━━ DATA TO USE ━━

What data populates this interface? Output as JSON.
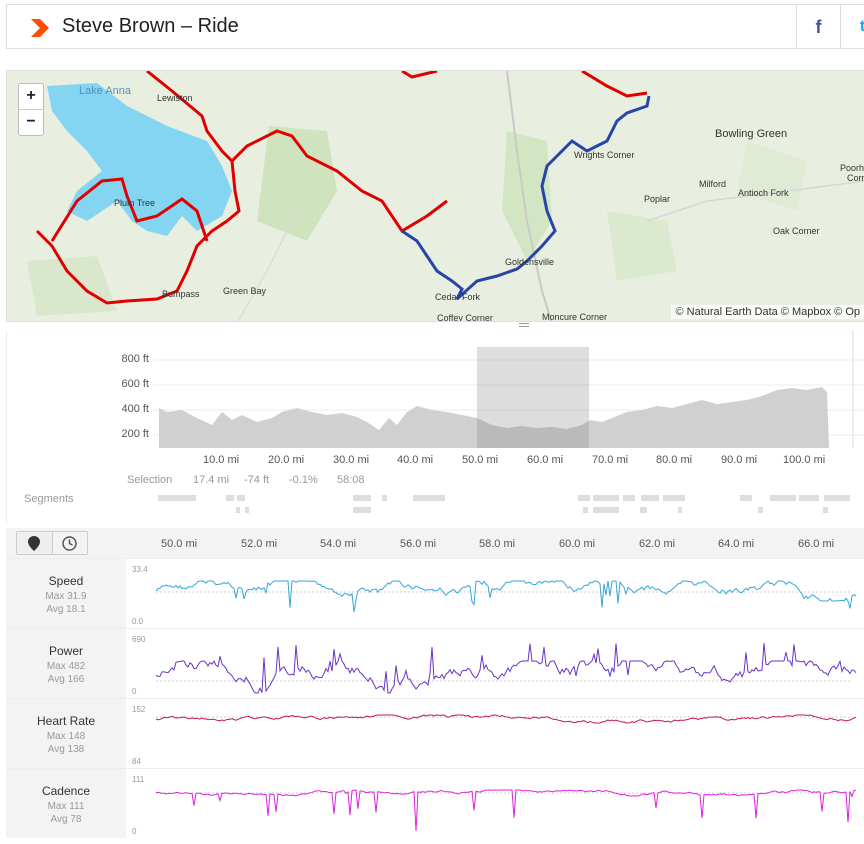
{
  "header": {
    "title": "Steve Brown – Ride",
    "facebook_label": "f",
    "twitter_label": "t"
  },
  "map": {
    "zoom_in": "+",
    "zoom_out": "−",
    "attribution": "© Natural Earth Data © Mapbox © Op",
    "labels": [
      "Lake Anna",
      "Lewiston",
      "Plum Tree",
      "Bumpass",
      "Green Bay",
      "Cedar Fork",
      "Coffey Corner",
      "Goldensville",
      "Moncure Corner",
      "Wrights Corner",
      "Bowling Green",
      "Milford",
      "Poplar",
      "Antioch Fork",
      "Oak Corner",
      "Poorh",
      "Corn"
    ]
  },
  "elevation": {
    "y_labels": [
      "800 ft",
      "600 ft",
      "400 ft",
      "200 ft"
    ],
    "x_labels": [
      "10.0 mi",
      "20.0 mi",
      "30.0 mi",
      "40.0 mi",
      "50.0 mi",
      "60.0 mi",
      "70.0 mi",
      "80.0 mi",
      "90.0 mi",
      "100.0 mi"
    ],
    "selection": {
      "label": "Selection",
      "distance": "17.4 mi",
      "elev_gain": "-74 ft",
      "grade": "-0.1%",
      "time": "58:08"
    },
    "segments_label": "Segments"
  },
  "streams": {
    "tab_icons": [
      "map-pin-icon",
      "clock-icon"
    ],
    "x_labels": [
      "50.0 mi",
      "52.0 mi",
      "54.0 mi",
      "56.0 mi",
      "58.0 mi",
      "60.0 mi",
      "62.0 mi",
      "64.0 mi",
      "66.0 mi"
    ],
    "rows": [
      {
        "name": "Speed",
        "max": "Max 31.9",
        "avg": "Avg 18.1",
        "top": "33.4",
        "bottom": "0.0",
        "color": "#34a6d9"
      },
      {
        "name": "Power",
        "max": "Max 482",
        "avg": "Avg 166",
        "top": "690",
        "bottom": "0",
        "color": "#6a32c9"
      },
      {
        "name": "Heart Rate",
        "max": "Max 148",
        "avg": "Avg 138",
        "top": "152",
        "bottom": "84",
        "color": "#c4174a"
      },
      {
        "name": "Cadence",
        "max": "Max 111",
        "avg": "Avg 78",
        "top": "111",
        "bottom": "0",
        "color": "#e020e0"
      }
    ]
  },
  "colors": {
    "route_red": "#e00000",
    "route_blue": "#2645a8",
    "lake": "#7fd4f0",
    "brand": "#fc4c02"
  }
}
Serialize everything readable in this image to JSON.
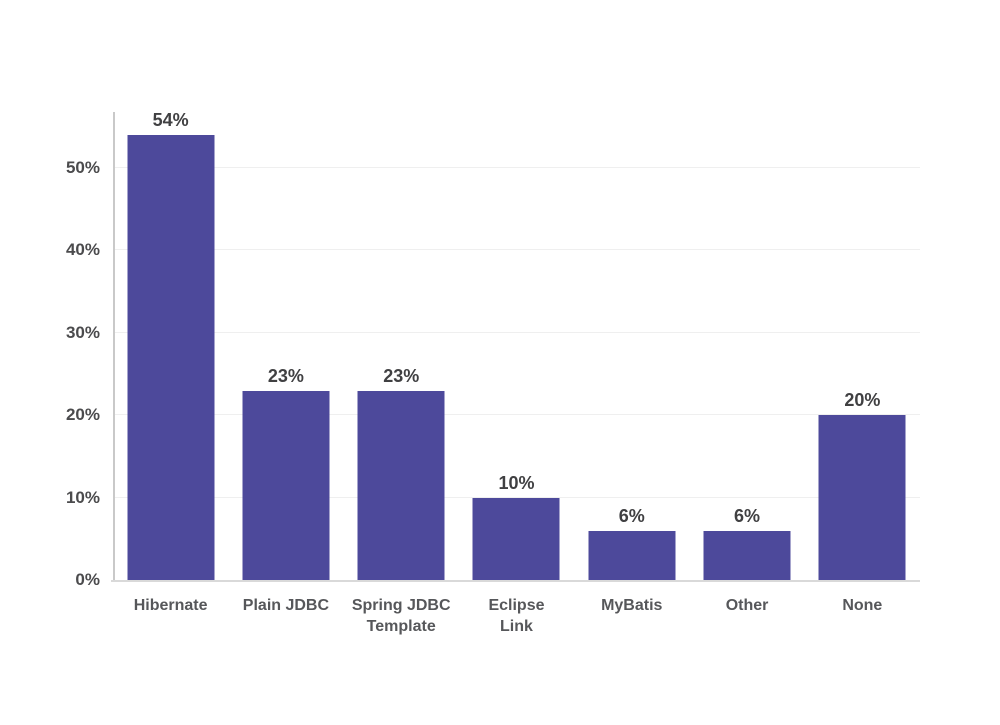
{
  "page": {
    "background_color": "#ffffff",
    "title": ""
  },
  "chart_data": {
    "type": "bar",
    "title": "",
    "xlabel": "",
    "ylabel": "",
    "categories": [
      "Hibernate",
      "Plain JDBC",
      "Spring JDBC\nTemplate",
      "Eclipse\nLink",
      "MyBatis",
      "Other",
      "None"
    ],
    "values": [
      54,
      23,
      23,
      10,
      6,
      6,
      20
    ],
    "value_labels": [
      "54%",
      "23%",
      "23%",
      "10%",
      "6%",
      "6%",
      "20%"
    ],
    "y_ticks": [
      {
        "value": 0,
        "label": "0%"
      },
      {
        "value": 10,
        "label": "10%"
      },
      {
        "value": 20,
        "label": "20%"
      },
      {
        "value": 30,
        "label": "30%"
      },
      {
        "value": 40,
        "label": "40%"
      },
      {
        "value": 50,
        "label": "50%"
      }
    ],
    "ylim": [
      0,
      56.8
    ],
    "grid": true,
    "legend_position": "none",
    "colors": {
      "bar": "#4D499B",
      "grid_line": "#efefef",
      "x_axis_line": "#d9d9d9",
      "y_axis_line": "#c9c9c9",
      "value_label": "#404042",
      "tick_label": "#4b4b4d",
      "category_label": "#56575a"
    }
  }
}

━━━

Using the data above, print every line exactly, omitting pictures.

▶ **ANSWER FOR THE TASK**
What data populates this interface? Output as JSON.
{
  "header": {
    "title": "Steve Brown – Ride",
    "facebook_label": "f",
    "twitter_label": "t"
  },
  "map": {
    "zoom_in": "+",
    "zoom_out": "−",
    "attribution": "© Natural Earth Data © Mapbox © Op",
    "labels": [
      "Lake Anna",
      "Lewiston",
      "Plum Tree",
      "Bumpass",
      "Green Bay",
      "Cedar Fork",
      "Coffey Corner",
      "Goldensville",
      "Moncure Corner",
      "Wrights Corner",
      "Bowling Green",
      "Milford",
      "Poplar",
      "Antioch Fork",
      "Oak Corner",
      "Poorh",
      "Corn"
    ]
  },
  "elevation": {
    "y_labels": [
      "800 ft",
      "600 ft",
      "400 ft",
      "200 ft"
    ],
    "x_labels": [
      "10.0 mi",
      "20.0 mi",
      "30.0 mi",
      "40.0 mi",
      "50.0 mi",
      "60.0 mi",
      "70.0 mi",
      "80.0 mi",
      "90.0 mi",
      "100.0 mi"
    ],
    "selection": {
      "label": "Selection",
      "distance": "17.4 mi",
      "elev_gain": "-74 ft",
      "grade": "-0.1%",
      "time": "58:08"
    },
    "segments_label": "Segments"
  },
  "streams": {
    "tab_icons": [
      "map-pin-icon",
      "clock-icon"
    ],
    "x_labels": [
      "50.0 mi",
      "52.0 mi",
      "54.0 mi",
      "56.0 mi",
      "58.0 mi",
      "60.0 mi",
      "62.0 mi",
      "64.0 mi",
      "66.0 mi"
    ],
    "rows": [
      {
        "name": "Speed",
        "max": "Max 31.9",
        "avg": "Avg 18.1",
        "top": "33.4",
        "bottom": "0.0",
        "color": "#34a6d9"
      },
      {
        "name": "Power",
        "max": "Max 482",
        "avg": "Avg 166",
        "top": "690",
        "bottom": "0",
        "color": "#6a32c9"
      },
      {
        "name": "Heart Rate",
        "max": "Max 148",
        "avg": "Avg 138",
        "top": "152",
        "bottom": "84",
        "color": "#c4174a"
      },
      {
        "name": "Cadence",
        "max": "Max 111",
        "avg": "Avg 78",
        "top": "111",
        "bottom": "0",
        "color": "#e020e0"
      }
    ]
  },
  "colors": {
    "route_red": "#e00000",
    "route_blue": "#2645a8",
    "lake": "#7fd4f0",
    "brand": "#fc4c02"
  }
}
Serialize everything readable in this image to JSON.
{
  "page": {
    "background_color": "#ffffff",
    "title": ""
  },
  "chart_data": {
    "type": "bar",
    "title": "",
    "xlabel": "",
    "ylabel": "",
    "categories": [
      "Hibernate",
      "Plain JDBC",
      "Spring JDBC\nTemplate",
      "Eclipse\nLink",
      "MyBatis",
      "Other",
      "None"
    ],
    "values": [
      54,
      23,
      23,
      10,
      6,
      6,
      20
    ],
    "value_labels": [
      "54%",
      "23%",
      "23%",
      "10%",
      "6%",
      "6%",
      "20%"
    ],
    "y_ticks": [
      {
        "value": 0,
        "label": "0%"
      },
      {
        "value": 10,
        "label": "10%"
      },
      {
        "value": 20,
        "label": "20%"
      },
      {
        "value": 30,
        "label": "30%"
      },
      {
        "value": 40,
        "label": "40%"
      },
      {
        "value": 50,
        "label": "50%"
      }
    ],
    "ylim": [
      0,
      56.8
    ],
    "grid": true,
    "legend_position": "none",
    "colors": {
      "bar": "#4D499B",
      "grid_line": "#efefef",
      "x_axis_line": "#d9d9d9",
      "y_axis_line": "#c9c9c9",
      "value_label": "#404042",
      "tick_label": "#4b4b4d",
      "category_label": "#56575a"
    }
  }
}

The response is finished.